→ Task details
Look through the listing for the word "información". Copy each line that has it.

→ Data extract
_____

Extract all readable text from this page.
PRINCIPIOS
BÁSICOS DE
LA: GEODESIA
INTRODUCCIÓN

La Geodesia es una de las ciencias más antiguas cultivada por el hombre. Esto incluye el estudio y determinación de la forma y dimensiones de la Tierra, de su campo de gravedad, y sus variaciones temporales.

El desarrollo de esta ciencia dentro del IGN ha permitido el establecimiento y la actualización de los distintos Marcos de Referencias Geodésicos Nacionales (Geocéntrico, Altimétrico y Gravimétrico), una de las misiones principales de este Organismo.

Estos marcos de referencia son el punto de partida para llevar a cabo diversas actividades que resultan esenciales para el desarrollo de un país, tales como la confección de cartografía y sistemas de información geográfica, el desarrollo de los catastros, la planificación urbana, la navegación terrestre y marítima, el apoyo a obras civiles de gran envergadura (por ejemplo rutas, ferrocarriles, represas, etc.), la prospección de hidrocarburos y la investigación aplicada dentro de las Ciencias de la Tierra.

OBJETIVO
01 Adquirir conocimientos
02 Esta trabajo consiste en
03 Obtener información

_____

→ Answer to the problem
Estos marcos de referencia son el punto de partida para llevar a cabo diversas actividades que resultan esenciales para el desarrollo de un país, tales como la confección de cartografía y sistemas de información geográfica, el desarrollo de los catastros, la planificación urbana, la navegación terrestre y marítima, el apoyo a obras civiles de gran envergadura (por ejemplo rutas, ferrocarriles, represas, etc.), la prospección de hidrocarburos y la investigación aplicada dentro de las Ciencias de la Tierra.
03 Obtener información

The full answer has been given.